In the entries below, find every line with "Platform" and copy it.

#### Provided data:
◇ ◇ ◇ ◇

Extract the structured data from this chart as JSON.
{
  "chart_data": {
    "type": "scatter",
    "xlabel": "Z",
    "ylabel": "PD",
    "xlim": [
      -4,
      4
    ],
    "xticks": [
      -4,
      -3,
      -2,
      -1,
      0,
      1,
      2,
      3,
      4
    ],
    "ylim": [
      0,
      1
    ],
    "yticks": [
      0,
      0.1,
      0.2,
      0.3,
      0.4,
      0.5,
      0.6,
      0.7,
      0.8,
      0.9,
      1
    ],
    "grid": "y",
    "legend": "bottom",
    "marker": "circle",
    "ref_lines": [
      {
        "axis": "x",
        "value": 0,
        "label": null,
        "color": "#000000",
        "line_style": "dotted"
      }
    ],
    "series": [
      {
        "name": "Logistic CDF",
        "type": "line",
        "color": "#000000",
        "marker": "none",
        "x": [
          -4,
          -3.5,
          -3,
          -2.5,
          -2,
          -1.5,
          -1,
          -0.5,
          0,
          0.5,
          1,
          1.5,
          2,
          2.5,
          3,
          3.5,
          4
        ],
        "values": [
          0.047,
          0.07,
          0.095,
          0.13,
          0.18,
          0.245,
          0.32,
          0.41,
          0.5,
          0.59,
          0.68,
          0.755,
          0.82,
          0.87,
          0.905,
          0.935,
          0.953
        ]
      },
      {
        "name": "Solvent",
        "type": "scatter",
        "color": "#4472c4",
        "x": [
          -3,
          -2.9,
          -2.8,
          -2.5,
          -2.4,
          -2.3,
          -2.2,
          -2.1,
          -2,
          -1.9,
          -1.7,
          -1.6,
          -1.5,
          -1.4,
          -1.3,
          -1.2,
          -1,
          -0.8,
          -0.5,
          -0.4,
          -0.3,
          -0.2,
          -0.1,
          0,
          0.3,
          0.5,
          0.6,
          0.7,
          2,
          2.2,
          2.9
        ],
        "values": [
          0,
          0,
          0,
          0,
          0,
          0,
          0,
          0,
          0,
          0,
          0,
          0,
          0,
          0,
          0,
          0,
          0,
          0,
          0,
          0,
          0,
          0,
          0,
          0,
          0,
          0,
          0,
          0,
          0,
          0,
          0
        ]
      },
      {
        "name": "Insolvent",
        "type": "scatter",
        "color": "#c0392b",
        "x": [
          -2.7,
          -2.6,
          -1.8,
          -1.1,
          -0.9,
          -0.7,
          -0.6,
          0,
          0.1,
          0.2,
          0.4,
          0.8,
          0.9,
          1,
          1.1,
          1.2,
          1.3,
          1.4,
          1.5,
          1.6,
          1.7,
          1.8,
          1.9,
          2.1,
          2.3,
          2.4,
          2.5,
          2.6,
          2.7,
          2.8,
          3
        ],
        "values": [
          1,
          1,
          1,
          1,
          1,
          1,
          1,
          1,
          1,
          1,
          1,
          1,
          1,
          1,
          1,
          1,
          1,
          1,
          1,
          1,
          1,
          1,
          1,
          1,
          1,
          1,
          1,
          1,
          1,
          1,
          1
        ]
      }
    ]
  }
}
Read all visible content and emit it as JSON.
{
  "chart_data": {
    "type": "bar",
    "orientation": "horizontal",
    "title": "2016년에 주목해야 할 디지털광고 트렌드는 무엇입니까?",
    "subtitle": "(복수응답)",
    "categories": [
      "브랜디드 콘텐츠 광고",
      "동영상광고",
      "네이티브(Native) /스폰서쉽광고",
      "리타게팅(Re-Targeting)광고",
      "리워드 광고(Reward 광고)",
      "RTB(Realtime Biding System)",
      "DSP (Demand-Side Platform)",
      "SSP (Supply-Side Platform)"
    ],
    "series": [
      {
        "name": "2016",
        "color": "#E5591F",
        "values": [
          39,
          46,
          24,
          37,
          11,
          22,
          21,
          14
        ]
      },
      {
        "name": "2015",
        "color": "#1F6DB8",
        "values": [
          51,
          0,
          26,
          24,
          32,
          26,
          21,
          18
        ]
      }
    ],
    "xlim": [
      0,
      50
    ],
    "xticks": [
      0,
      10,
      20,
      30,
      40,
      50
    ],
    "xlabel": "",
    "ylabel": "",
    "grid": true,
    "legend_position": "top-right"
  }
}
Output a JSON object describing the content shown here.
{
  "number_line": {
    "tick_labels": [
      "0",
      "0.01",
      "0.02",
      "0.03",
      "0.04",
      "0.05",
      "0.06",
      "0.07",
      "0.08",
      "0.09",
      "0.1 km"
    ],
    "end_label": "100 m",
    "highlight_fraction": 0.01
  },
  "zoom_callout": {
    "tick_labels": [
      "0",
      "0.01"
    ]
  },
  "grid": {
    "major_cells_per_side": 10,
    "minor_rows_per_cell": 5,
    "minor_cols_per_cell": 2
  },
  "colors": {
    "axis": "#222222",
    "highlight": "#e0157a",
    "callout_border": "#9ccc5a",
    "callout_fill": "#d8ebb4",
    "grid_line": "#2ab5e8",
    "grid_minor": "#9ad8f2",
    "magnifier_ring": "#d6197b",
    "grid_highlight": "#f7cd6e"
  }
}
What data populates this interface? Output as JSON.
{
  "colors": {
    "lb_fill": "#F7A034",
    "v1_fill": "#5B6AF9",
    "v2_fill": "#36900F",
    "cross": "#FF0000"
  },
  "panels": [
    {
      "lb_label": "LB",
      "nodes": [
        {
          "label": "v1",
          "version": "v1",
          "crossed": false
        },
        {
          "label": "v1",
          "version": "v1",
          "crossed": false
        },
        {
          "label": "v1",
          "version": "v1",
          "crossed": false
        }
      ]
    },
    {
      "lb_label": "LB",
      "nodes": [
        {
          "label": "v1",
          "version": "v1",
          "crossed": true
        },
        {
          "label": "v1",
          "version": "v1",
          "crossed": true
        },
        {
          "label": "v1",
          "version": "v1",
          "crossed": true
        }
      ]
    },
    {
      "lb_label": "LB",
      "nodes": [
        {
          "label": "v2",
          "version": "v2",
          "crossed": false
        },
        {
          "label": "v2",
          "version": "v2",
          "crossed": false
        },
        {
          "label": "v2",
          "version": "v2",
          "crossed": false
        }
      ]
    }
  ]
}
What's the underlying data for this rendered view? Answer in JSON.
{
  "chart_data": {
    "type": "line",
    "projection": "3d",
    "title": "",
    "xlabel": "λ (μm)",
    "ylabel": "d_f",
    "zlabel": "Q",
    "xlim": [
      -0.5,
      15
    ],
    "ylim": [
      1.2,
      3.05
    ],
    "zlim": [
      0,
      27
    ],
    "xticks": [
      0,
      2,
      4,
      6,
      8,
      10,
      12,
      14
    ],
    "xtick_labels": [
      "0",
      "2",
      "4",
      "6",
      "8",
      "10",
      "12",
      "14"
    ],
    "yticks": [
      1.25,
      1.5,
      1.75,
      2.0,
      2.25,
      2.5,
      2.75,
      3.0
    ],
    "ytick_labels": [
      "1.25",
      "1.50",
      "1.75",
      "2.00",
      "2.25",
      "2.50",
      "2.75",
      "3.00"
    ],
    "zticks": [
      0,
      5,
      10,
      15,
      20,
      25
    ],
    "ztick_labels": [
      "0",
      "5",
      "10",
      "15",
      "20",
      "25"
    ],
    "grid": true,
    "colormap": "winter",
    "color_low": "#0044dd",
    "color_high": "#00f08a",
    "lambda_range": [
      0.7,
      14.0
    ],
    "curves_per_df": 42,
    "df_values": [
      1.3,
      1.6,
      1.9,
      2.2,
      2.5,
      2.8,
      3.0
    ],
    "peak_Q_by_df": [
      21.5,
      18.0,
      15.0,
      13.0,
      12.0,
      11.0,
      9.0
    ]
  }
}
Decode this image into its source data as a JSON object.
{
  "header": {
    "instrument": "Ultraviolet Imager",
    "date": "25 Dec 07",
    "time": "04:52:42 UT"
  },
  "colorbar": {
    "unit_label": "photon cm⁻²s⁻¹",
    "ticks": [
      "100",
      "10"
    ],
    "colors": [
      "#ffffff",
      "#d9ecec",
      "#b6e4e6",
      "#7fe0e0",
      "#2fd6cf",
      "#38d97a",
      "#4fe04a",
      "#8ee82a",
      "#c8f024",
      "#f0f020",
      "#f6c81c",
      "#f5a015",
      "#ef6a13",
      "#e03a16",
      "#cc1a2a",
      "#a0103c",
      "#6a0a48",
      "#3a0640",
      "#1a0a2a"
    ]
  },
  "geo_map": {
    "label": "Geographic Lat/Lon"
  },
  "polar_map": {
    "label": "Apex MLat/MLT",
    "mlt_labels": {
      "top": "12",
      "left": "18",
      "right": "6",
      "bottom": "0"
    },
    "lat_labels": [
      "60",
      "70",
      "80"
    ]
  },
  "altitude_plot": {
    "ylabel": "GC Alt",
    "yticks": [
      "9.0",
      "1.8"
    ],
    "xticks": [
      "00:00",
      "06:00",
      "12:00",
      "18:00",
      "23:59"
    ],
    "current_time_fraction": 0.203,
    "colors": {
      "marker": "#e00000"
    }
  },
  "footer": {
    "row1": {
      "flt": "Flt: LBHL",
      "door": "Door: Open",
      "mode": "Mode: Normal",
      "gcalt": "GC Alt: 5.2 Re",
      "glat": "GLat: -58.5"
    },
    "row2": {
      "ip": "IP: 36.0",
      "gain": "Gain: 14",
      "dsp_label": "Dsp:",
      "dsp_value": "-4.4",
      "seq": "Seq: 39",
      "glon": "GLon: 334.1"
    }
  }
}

◇ ◇ ◇ ◇

#### Complete response:
      "DSP (Demand-Side Platform)",
      "SSP (Supply-Side Platform)"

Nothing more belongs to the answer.